-- DATA EXCERPTS start --

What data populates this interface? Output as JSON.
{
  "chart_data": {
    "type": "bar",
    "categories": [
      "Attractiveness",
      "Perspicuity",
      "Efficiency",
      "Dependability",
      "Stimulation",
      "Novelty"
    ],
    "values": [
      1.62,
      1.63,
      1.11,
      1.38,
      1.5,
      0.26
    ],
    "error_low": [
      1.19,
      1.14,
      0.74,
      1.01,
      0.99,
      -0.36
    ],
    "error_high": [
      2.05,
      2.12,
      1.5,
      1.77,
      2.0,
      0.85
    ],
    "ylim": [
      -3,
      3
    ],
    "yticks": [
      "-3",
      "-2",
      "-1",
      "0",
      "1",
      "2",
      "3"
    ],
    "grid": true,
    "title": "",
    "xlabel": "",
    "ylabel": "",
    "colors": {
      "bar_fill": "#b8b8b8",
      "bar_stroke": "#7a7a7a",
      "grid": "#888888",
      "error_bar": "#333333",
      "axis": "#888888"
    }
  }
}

-- DATA EXCERPTS end --

# [PROBLEM DETAILS]
Copy out the material word for word and line for line.

# [ANSWER IN FULL]
What data populates this interface? Output as JSON.
{
  "chart_data": {
    "type": "bar",
    "categories": [
      "Attractiveness",
      "Perspicuity",
      "Efficiency",
      "Dependability",
      "Stimulation",
      "Novelty"
    ],
    "values": [
      1.62,
      1.63,
      1.11,
      1.38,
      1.5,
      0.26
    ],
    "error_low": [
      1.19,
      1.14,
      0.74,
      1.01,
      0.99,
      -0.36
    ],
    "error_high": [
      2.05,
      2.12,
      1.5,
      1.77,
      2.0,
      0.85
    ],
    "ylim": [
      -3,
      3
    ],
    "yticks": [
      "-3",
      "-2",
      "-1",
      "0",
      "1",
      "2",
      "3"
    ],
    "grid": true,
    "title": "",
    "xlabel": "",
    "ylabel": "",
    "colors": {
      "bar_fill": "#b8b8b8",
      "bar_stroke": "#7a7a7a",
      "grid": "#888888",
      "error_bar": "#333333",
      "axis": "#888888"
    }
  }
}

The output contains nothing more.